Answer these questions from the personal finance text below:
1. What starting goal does it set for an emergency fund?
2. How many months does it say paying off the 23% APR credit card debt with a $110 minimum monthly payment will take?
3. How much does it say someone who starts saving at 25 can reasonably expect to have at retirement?

Selected text:
————
Would your emergency have to go on a credit card? If so, your emergency will end up costing you a lot more because of those stupid high interest rates. Or you might have to ask family for a loan. Ugh. Awkward family holidays until you pay them back in full.
An emergency fund is the solution. Your starting goal should be $1,000. Try setting aside a small amount from each paycheck until you have a cool $K sitting in a high-yield savings account, ready to come to your rescue when you need it.
As you become more established as an adult, you’ll have more to lose from an emergency, so your emergency fund should grow accordingly. At 30-ish, I keep enough in my emergency fund to cover 3 months’ worth of expenses. If I’m laid off, I know I’ll have 3 months to recover.
At 40, I’ll want about 6 months’ worth of expenses in my account since higher-level jobs take longer to land.
3. Always pay extra on high- and moderate-interest debt
Did you know that $5,000 in credit card debt could actually end up costing you $16,739.14?
Yep, if you have a high-interest credit card with 23% APR (annual percentage rate), making a minimum monthly payment of $110 will cost you $11,739.14 in total interest. And it will take you 168 months (that’s 14 years!) to pay off that debt and interest. Oh. My. Gosh.
If you have high or moderate-interest debt, you need it gone! And the only way to make that happen is to make extra payments. But don’t blindly start paying a little extra on all your bills. Use our Champagne Waterfall debt hack to strategically pay down debt and save a crap ton in interest!
4. Always invest in retirement accounts
Just like interest works against you in debt, it works for you in investments. And the more time you give your investments to grow, the more you benefit from the magic of compound interest. That’s why you want to start saving for retirement while you’re young and broke.
Check this out: if you start saving at 25-years-old, you can reasonably expect to retire as a millionaire. $1,200,000 actually. But if you wait until 40 (when most people start actually thinking about retirement), saving the same amount of money every month will give you less than $400,000 at retirement.
Just look at how this interest grows because of the extra time!
PS: Want a compound interest calculator to crunch your own numbers?
And if you’re a newbie to the retirement savings idea, check out these 3 Easy Steps to the Retirement of Your Dreams.
5. Always push for higher pay
Ok, we’ve been talking a lot so far about using money. Like to stock your emergency fund, pay down debt, and invest in retirement. But you have to actually have the money available to do all that. How are you supposed to afford to stash away so much money?
The best way is to earn enough money to cover all your essentials, pay down your debt, fund all your savings/investment accounts, then pay for life’s non-essentials (all in that order!). So you need to get paid!
Women, in general, are kinda notorious for underestimating their financial worth. But your future financial happiness depends on you knowing your worth and insisting on getting paid for it! So as your skills and experience grow, you need to push for higher pay.
Not super comfortable asking for a raise or increasing your fees for your clients? Check out our Do’s and Don’ts of Asking for More Money.
Bonus tip for happy money management: diversify your income
Let’s take this higher pay concept a step further. You’re not limited to just your day-job salary! You have limitless earning potential if you look for opportunities to increase you income. Getting multiple sources of income is known as “diversifying” your income. And there are countless ways to make this happen!
- Start a side-hustle
- Invest in income-generating real estate
- Earn money from stock market investments
- Get a 2nd job
- Start your own business
- How about some weird ways to make money in your spare time?
————
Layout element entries
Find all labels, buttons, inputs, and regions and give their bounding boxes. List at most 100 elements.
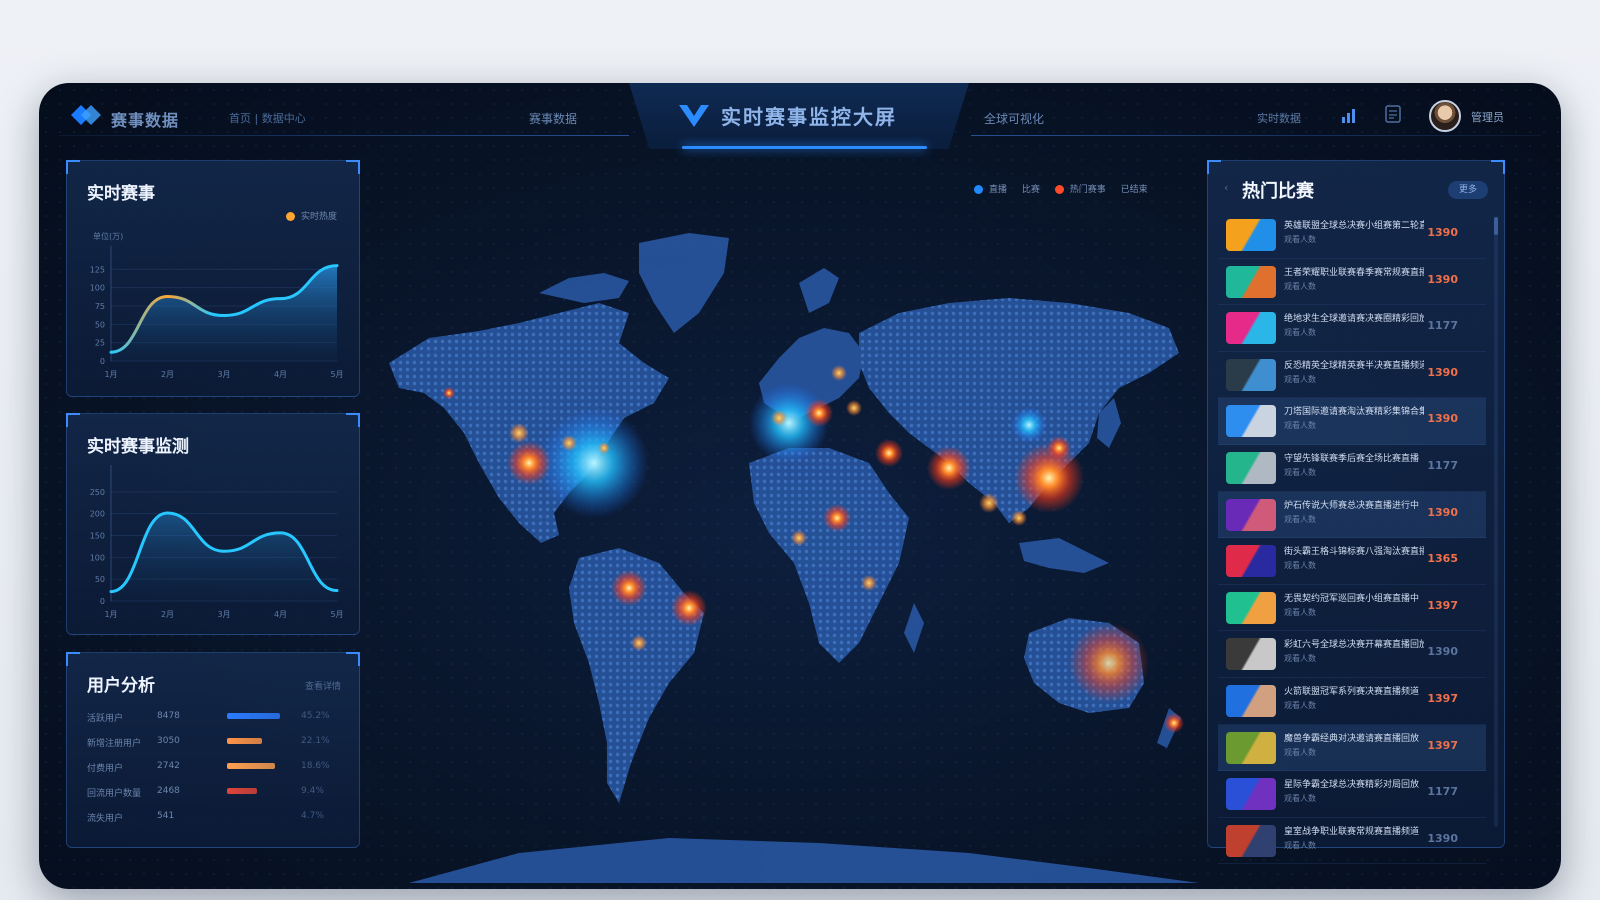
user-stat-row[interactable]: 新增注册用户 3050 22.1% — [87, 730, 341, 755]
x-tick-label: 3月 — [217, 370, 230, 379]
avatar[interactable] — [1429, 100, 1461, 132]
breadcrumb[interactable]: 首页 | 数据中心 — [229, 110, 306, 126]
match-viewers: 1397 — [1427, 691, 1458, 705]
match-viewers: 1365 — [1427, 552, 1458, 566]
stat-value: 2468 — [157, 786, 180, 796]
stat-percent: 4.7% — [301, 811, 324, 821]
match-subtitle: 观看人数 — [1284, 374, 1316, 384]
match-title: 星际争霸全球总决赛精彩对局回放 — [1284, 780, 1420, 791]
match-title: 无畏契约冠军巡回赛小组赛直播中 — [1284, 593, 1420, 604]
match-list-item[interactable]: 无畏契约冠军巡回赛小组赛直播中 观看人数 1397 — [1218, 585, 1486, 632]
match-thumbnail — [1226, 405, 1276, 438]
match-subtitle: 观看人数 — [1284, 235, 1316, 244]
user-stat-row[interactable]: 付费用户 2742 18.6% — [87, 755, 341, 780]
match-title: 绝地求生全球邀请赛决赛圈精彩回放 — [1284, 314, 1424, 325]
world-heat-map[interactable] — [369, 163, 1199, 883]
match-viewers: 1390 — [1427, 365, 1458, 379]
page-title: 实时赛事监控大屏 — [721, 105, 897, 129]
hot-matches-panel: ‹ 热门比赛 更多 英雄联盟全球总决赛小组赛第二轮直播 观看人数 1390 王者荣耀职… — [1207, 160, 1505, 865]
match-list-item[interactable]: 皇室战争职业联赛常规赛直播频道 观看人数 1390 — [1218, 818, 1486, 865]
match-list-item[interactable]: 炉石传说大师赛总决赛直播进行中 观看人数 1390 — [1218, 491, 1486, 539]
match-subtitle: 观看人数 — [1284, 794, 1316, 804]
match-list-item[interactable]: 刀塔国际邀请赛淘汰赛精彩集锦合集 观看人数 1390 — [1218, 398, 1486, 445]
stat-label: 新增注册用户 — [87, 739, 142, 749]
stat-percent: 9.4% — [301, 786, 324, 796]
realtime-events-panel: 实时赛事 实时热度 0 25 50 75 100 125 1月 2月 3月 4月 5月 单位(万) — [66, 160, 360, 397]
match-viewers: 1177 — [1427, 458, 1458, 472]
match-list-item[interactable]: 守望先锋联赛季后赛全场比赛直播 观看人数 1177 — [1218, 445, 1486, 492]
y-tick-label: 100 — [90, 553, 105, 562]
y-tick-label: 200 — [90, 510, 105, 519]
match-thumbnail — [1226, 219, 1276, 251]
stat-value: 2742 — [157, 761, 180, 771]
dashboard-screen: 赛事数据 首页 | 数据中心 赛事数据 实时赛事监控大屏 全球可视化 实时数据 … — [39, 83, 1561, 889]
x-tick-label: 4月 — [274, 370, 287, 379]
stat-bar — [227, 788, 281, 794]
more-button[interactable]: 更多 — [1448, 181, 1488, 199]
stat-label: 付费用户 — [87, 764, 124, 774]
x-tick-label: 3月 — [217, 610, 230, 619]
stat-label: 回流用户数量 — [87, 789, 142, 799]
match-viewers: 1390 — [1427, 412, 1458, 426]
panel-title: 热门比赛 — [1242, 181, 1314, 202]
match-title: 炉石传说大师赛总决赛直播进行中 — [1284, 500, 1420, 511]
signal-icon[interactable] — [1341, 107, 1359, 123]
match-list-item[interactable]: 魔兽争霸经典对决邀请赛直播回放 观看人数 1397 — [1218, 724, 1486, 772]
stat-percent: 18.6% — [301, 761, 330, 771]
header-divider-left — [59, 135, 629, 136]
stat-value: 8478 — [157, 711, 180, 721]
status-label: 实时数据 — [1257, 112, 1301, 125]
y-axis-label: 单位(万) — [93, 231, 123, 241]
y-tick-label: 0 — [100, 357, 105, 366]
match-thumbnail — [1226, 638, 1276, 671]
stat-bar — [227, 713, 281, 719]
match-list-item[interactable]: 英雄联盟全球总决赛小组赛第二轮直播 观看人数 1390 — [1218, 212, 1486, 259]
header-bar: 赛事数据 首页 | 数据中心 赛事数据 实时赛事监控大屏 全球可视化 实时数据 … — [39, 83, 1561, 153]
area-fill — [111, 512, 337, 601]
x-tick-label: 4月 — [274, 610, 287, 619]
match-list-item[interactable]: 火箭联盟冠军系列赛决赛直播频道 观看人数 1397 — [1218, 678, 1486, 725]
stat-value: 3050 — [157, 736, 180, 746]
stat-value: 541 — [157, 811, 175, 821]
match-list-item[interactable]: 街头霸王格斗锦标赛八强淘汰赛直播 观看人数 1365 — [1218, 538, 1486, 585]
match-subtitle: 观看人数 — [1284, 840, 1316, 850]
match-thumbnail — [1226, 778, 1276, 811]
match-list-item[interactable]: 绝地求生全球邀请赛决赛圈精彩回放 观看人数 1177 — [1218, 305, 1486, 352]
scrollbar[interactable] — [1494, 217, 1498, 827]
y-tick-label: 25 — [95, 339, 105, 348]
match-subtitle: 观看人数 — [1284, 607, 1316, 617]
y-tick-label: 150 — [90, 532, 105, 541]
match-list-item[interactable]: 星际争霸全球总决赛精彩对局回放 观看人数 1177 — [1218, 771, 1486, 818]
nav-tab-right[interactable]: 全球可视化 — [984, 110, 1044, 127]
match-subtitle: 观看人数 — [1284, 467, 1316, 477]
stat-bar — [227, 763, 281, 769]
user-stat-row[interactable]: 活跃用户 8478 45.2% — [87, 705, 341, 730]
user-stat-row[interactable]: 流失用户 541 4.7% — [87, 805, 341, 830]
user-analysis-panel: 用户分析 查看详情 活跃用户 8478 45.2% 新增注册用户 3050 22.1% 付费… — [66, 652, 360, 848]
logo-icon[interactable] — [69, 101, 103, 129]
document-icon[interactable] — [1385, 105, 1401, 123]
match-thumbnail — [1226, 731, 1276, 764]
x-tick-label: 5月 — [330, 610, 343, 619]
stat-bar-fill — [227, 738, 263, 744]
nav-tab-left[interactable]: 赛事数据 — [529, 110, 577, 127]
header-divider-right — [971, 135, 1541, 136]
match-list-item[interactable]: 王者荣耀职业联赛春季赛常规赛直播 观看人数 1390 — [1218, 259, 1486, 306]
match-thumbnail — [1226, 591, 1276, 624]
match-list-item[interactable]: 反恐精英全球精英赛半决赛直播频道 观看人数 1390 — [1218, 352, 1486, 399]
area-chart: 0 25 50 75 100 125 1月 2月 3月 4月 5月 单位(万) — [90, 231, 344, 379]
user-name[interactable]: 管理员 — [1471, 109, 1504, 125]
stat-percent: 45.2% — [301, 711, 330, 721]
view-details-link[interactable]: 查看详情 — [305, 679, 341, 692]
x-tick-label: 1月 — [104, 370, 117, 379]
scrollbar-thumb[interactable] — [1494, 217, 1498, 235]
chevron-left-icon[interactable]: ‹ — [1224, 181, 1228, 194]
user-stat-row[interactable]: 回流用户数量 2468 9.4% — [87, 780, 341, 805]
title-underline — [682, 146, 927, 149]
x-tick-label: 5月 — [330, 370, 343, 379]
match-title: 魔兽争霸经典对决邀请赛直播回放 — [1284, 733, 1420, 744]
match-list-item[interactable]: 彩虹六号全球总决赛开幕赛直播回放 观看人数 1390 — [1218, 631, 1486, 678]
y-tick-label: 0 — [100, 597, 105, 606]
match-subtitle: 观看人数 — [1284, 328, 1316, 338]
y-tick-label: 75 — [95, 302, 105, 311]
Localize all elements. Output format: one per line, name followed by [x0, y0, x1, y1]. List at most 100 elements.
————
Exercise solution:
1. $1,000
2. 168 months
3. $1,200,000